------ Provided records ------
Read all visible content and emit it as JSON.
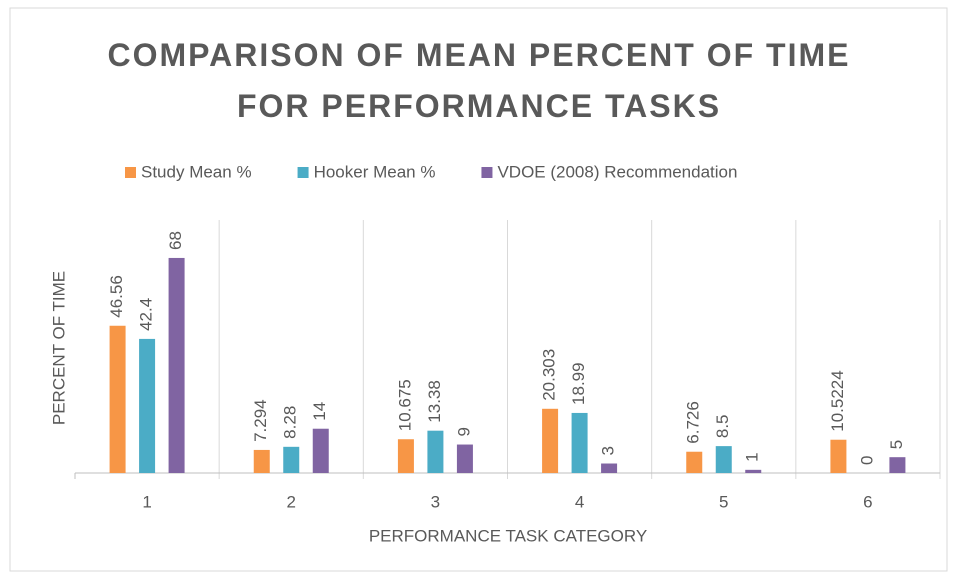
{
  "chart_data": {
    "type": "bar",
    "title": "COMPARISON OF MEAN PERCENT OF TIME FOR PERFORMANCE TASKS",
    "x_label": "PERFORMANCE TASK CATEGORY",
    "y_label": "PERCENT OF TIME",
    "categories": [
      "1",
      "2",
      "3",
      "4",
      "5",
      "6"
    ],
    "series": [
      {
        "name": "Study Mean %",
        "color": "#F79646",
        "values": [
          46.56,
          7.294,
          10.675,
          20.303,
          6.726,
          10.5224
        ]
      },
      {
        "name": "Hooker Mean %",
        "color": "#4BACC6",
        "values": [
          42.4,
          8.28,
          13.38,
          18.99,
          8.5,
          0
        ]
      },
      {
        "name": "VDOE (2008) Recommendation",
        "color": "#8064A2",
        "values": [
          68,
          14,
          9,
          3,
          1,
          5
        ]
      }
    ],
    "ylim": [
      0,
      80
    ],
    "legend": "top"
  }
}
------
The request:
Leave the pictures out and print the records above exactly as they stand.

Completed exercise:
Read all visible content and emit it as JSON.
{
  "chart_data": {
    "type": "bar",
    "title": "COMPARISON OF MEAN PERCENT OF TIME FOR PERFORMANCE TASKS",
    "x_label": "PERFORMANCE TASK CATEGORY",
    "y_label": "PERCENT OF TIME",
    "categories": [
      "1",
      "2",
      "3",
      "4",
      "5",
      "6"
    ],
    "series": [
      {
        "name": "Study Mean %",
        "color": "#F79646",
        "values": [
          46.56,
          7.294,
          10.675,
          20.303,
          6.726,
          10.5224
        ]
      },
      {
        "name": "Hooker Mean %",
        "color": "#4BACC6",
        "values": [
          42.4,
          8.28,
          13.38,
          18.99,
          8.5,
          0
        ]
      },
      {
        "name": "VDOE (2008) Recommendation",
        "color": "#8064A2",
        "values": [
          68,
          14,
          9,
          3,
          1,
          5
        ]
      }
    ],
    "ylim": [
      0,
      80
    ],
    "legend": "top"
  }
}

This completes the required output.